↓

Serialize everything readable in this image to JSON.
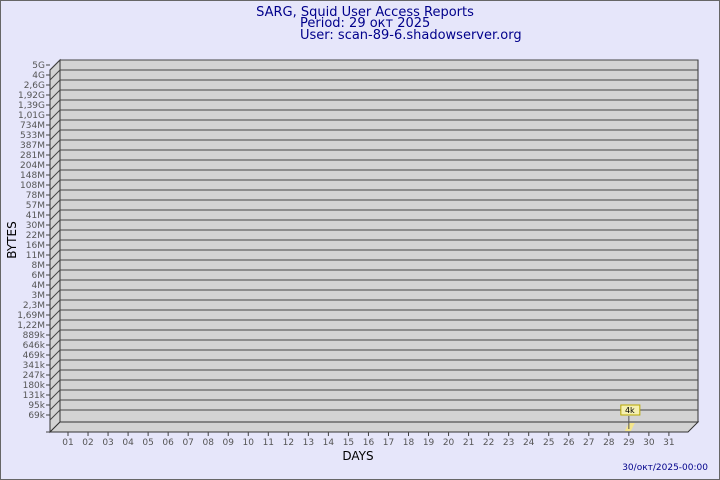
{
  "header": {
    "title": "SARG, Squid User Access Reports",
    "period": "Period: 29 окт 2025",
    "user": "User: scan-89-6.shadowserver.org"
  },
  "footer": {
    "generated": "30/окт/2025-00:00"
  },
  "chart_data": {
    "type": "bar",
    "xlabel": "DAYS",
    "ylabel": "BYTES",
    "categories": [
      "01",
      "02",
      "03",
      "04",
      "05",
      "06",
      "07",
      "08",
      "09",
      "10",
      "11",
      "12",
      "13",
      "14",
      "15",
      "16",
      "17",
      "18",
      "19",
      "20",
      "21",
      "22",
      "23",
      "24",
      "25",
      "26",
      "27",
      "28",
      "29",
      "30",
      "31"
    ],
    "y_tick_labels": [
      "5G",
      "4G",
      "2,6G",
      "1,92G",
      "1,39G",
      "1,01G",
      "734M",
      "533M",
      "387M",
      "281M",
      "204M",
      "148M",
      "108M",
      "78M",
      "57M",
      "41M",
      "30M",
      "22M",
      "16M",
      "11M",
      "8M",
      "6M",
      "4M",
      "3M",
      "2,3M",
      "1,69M",
      "1,22M",
      "889k",
      "646k",
      "469k",
      "341k",
      "247k",
      "180k",
      "131k",
      "95k",
      "69k"
    ],
    "values": [
      {
        "day": "29",
        "value": 4000,
        "label": "4k"
      }
    ],
    "grid": true,
    "colors": {
      "plot": "#d3d3d3",
      "bar": "#f5e68c",
      "label_bg": "#f5f0b0",
      "text": "#00008b"
    }
  }
}
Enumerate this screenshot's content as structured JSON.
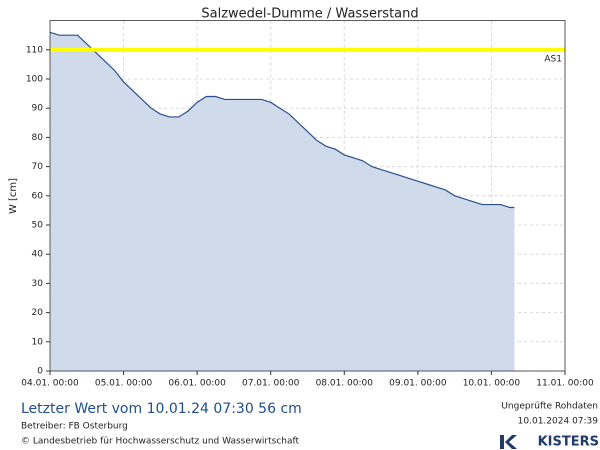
{
  "chart_data": {
    "type": "line",
    "title": "Salzwedel-Dumme / Wasserstand",
    "y_label": "W [cm]",
    "x": [
      "04.01. 00:00",
      "04.01. 03:00",
      "04.01. 06:00",
      "04.01. 09:00",
      "04.01. 12:00",
      "04.01. 15:00",
      "04.01. 18:00",
      "04.01. 21:00",
      "05.01. 00:00",
      "05.01. 03:00",
      "05.01. 06:00",
      "05.01. 09:00",
      "05.01. 12:00",
      "05.01. 15:00",
      "05.01. 18:00",
      "05.01. 21:00",
      "06.01. 00:00",
      "06.01. 03:00",
      "06.01. 06:00",
      "06.01. 09:00",
      "06.01. 12:00",
      "06.01. 15:00",
      "06.01. 18:00",
      "06.01. 21:00",
      "07.01. 00:00",
      "07.01. 03:00",
      "07.01. 06:00",
      "07.01. 09:00",
      "07.01. 12:00",
      "07.01. 15:00",
      "07.01. 18:00",
      "07.01. 21:00",
      "08.01. 00:00",
      "08.01. 03:00",
      "08.01. 06:00",
      "08.01. 09:00",
      "08.01. 12:00",
      "08.01. 15:00",
      "08.01. 18:00",
      "08.01. 21:00",
      "09.01. 00:00",
      "09.01. 03:00",
      "09.01. 06:00",
      "09.01. 09:00",
      "09.01. 12:00",
      "09.01. 15:00",
      "09.01. 18:00",
      "09.01. 21:00",
      "10.01. 00:00",
      "10.01. 03:00",
      "10.01. 06:00",
      "10.01. 07:30"
    ],
    "series": [
      {
        "name": "W",
        "color": "#2b4f8a",
        "fill": "#cfdbea",
        "values": [
          116,
          115,
          115,
          115,
          112,
          109,
          106,
          103,
          99,
          96,
          93,
          90,
          88,
          87,
          87,
          89,
          92,
          94,
          94,
          93,
          93,
          93,
          93,
          93,
          92,
          90,
          88,
          85,
          82,
          79,
          77,
          76,
          74,
          73,
          72,
          70,
          69,
          68,
          67,
          66,
          65,
          64,
          63,
          62,
          60,
          59,
          58,
          57,
          57,
          57,
          56,
          56
        ]
      }
    ],
    "thresholds": [
      {
        "name": "AS1",
        "value": 110,
        "color": "#ffff00"
      }
    ],
    "xlim": [
      "04.01. 00:00",
      "11.01. 00:00"
    ],
    "xticks": [
      "04.01. 00:00",
      "05.01. 00:00",
      "06.01. 00:00",
      "07.01. 00:00",
      "08.01. 00:00",
      "09.01. 00:00",
      "10.01. 00:00",
      "11.01. 00:00"
    ],
    "ylim": [
      0,
      120
    ],
    "yticks": [
      0,
      10,
      20,
      30,
      40,
      50,
      60,
      70,
      80,
      90,
      100,
      110
    ],
    "grid": true
  },
  "footer": {
    "last_value": "Letzter Wert vom 10.01.24 07:30  56 cm",
    "operator": "Betreiber: FB Osterburg",
    "copyright": "© Landesbetrieb für Hochwasserschutz und Wasserwirtschaft",
    "status": "Ungeprüfte Rohdaten",
    "timestamp": "10.01.2024 07:39",
    "brand": "KISTERS"
  }
}
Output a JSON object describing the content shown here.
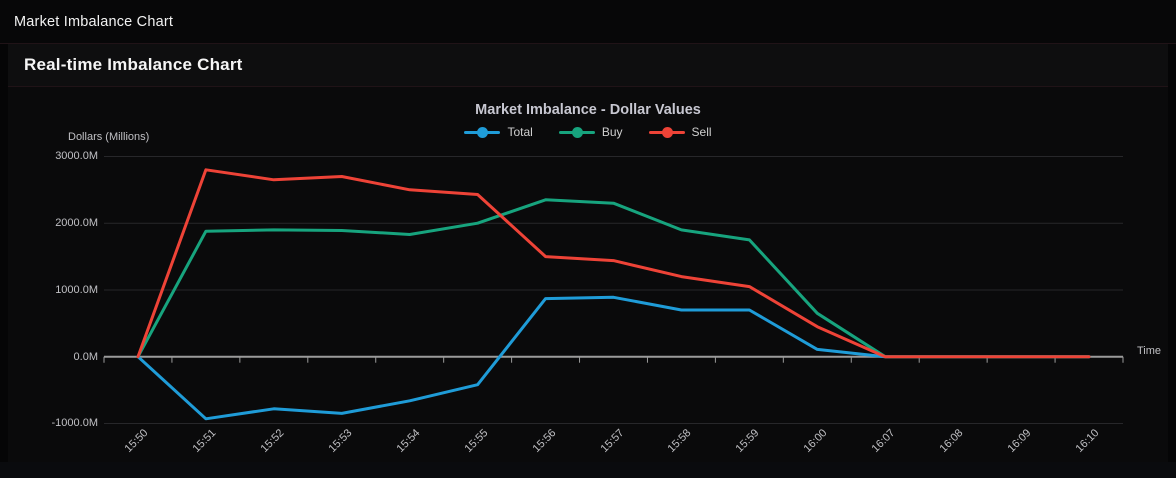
{
  "window": {
    "title": "Market Imbalance Chart"
  },
  "header": {
    "title": "Real-time Imbalance Chart"
  },
  "chart": {
    "y_tick_labels": [
      "3000.0M",
      "2000.0M",
      "1000.0M",
      "0.0M",
      "-1000.0M"
    ],
    "y_tick_values": [
      3000,
      2000,
      1000,
      0,
      -1000
    ],
    "colors": {
      "background": "#0a0a0b",
      "grid": "#27272a",
      "axis": "#9b9b9b",
      "text": "#c0c0c4"
    }
  },
  "chart_data": {
    "type": "line",
    "title": "Market Imbalance - Dollar Values",
    "xlabel": "Time",
    "ylabel": "Dollars (Millions)",
    "ylim": [
      -1000,
      3000
    ],
    "unit": "M",
    "grid": true,
    "legend_position": "top",
    "categories": [
      "15:50",
      "15:51",
      "15:52",
      "15:53",
      "15:54",
      "15:55",
      "15:56",
      "15:57",
      "15:58",
      "15:59",
      "16:00",
      "16:07",
      "16:08",
      "16:09",
      "16:10"
    ],
    "series": [
      {
        "name": "Total",
        "color": "#1f9cd8",
        "values": [
          0,
          -930,
          -780,
          -850,
          -660,
          -420,
          870,
          890,
          700,
          700,
          110,
          0,
          0,
          0,
          0
        ]
      },
      {
        "name": "Buy",
        "color": "#17a47e",
        "values": [
          0,
          1880,
          1900,
          1890,
          1830,
          2000,
          2350,
          2300,
          1900,
          1750,
          650,
          0,
          0,
          0,
          0
        ]
      },
      {
        "name": "Sell",
        "color": "#ee4337",
        "values": [
          0,
          2800,
          2650,
          2700,
          2500,
          2430,
          1500,
          1440,
          1200,
          1050,
          450,
          0,
          0,
          0,
          0
        ]
      }
    ]
  }
}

↑

- [EXERCISE DIRECTIONS]: State only how many lines in the material include "Market".

- [COMPLETE ANSWER]: 2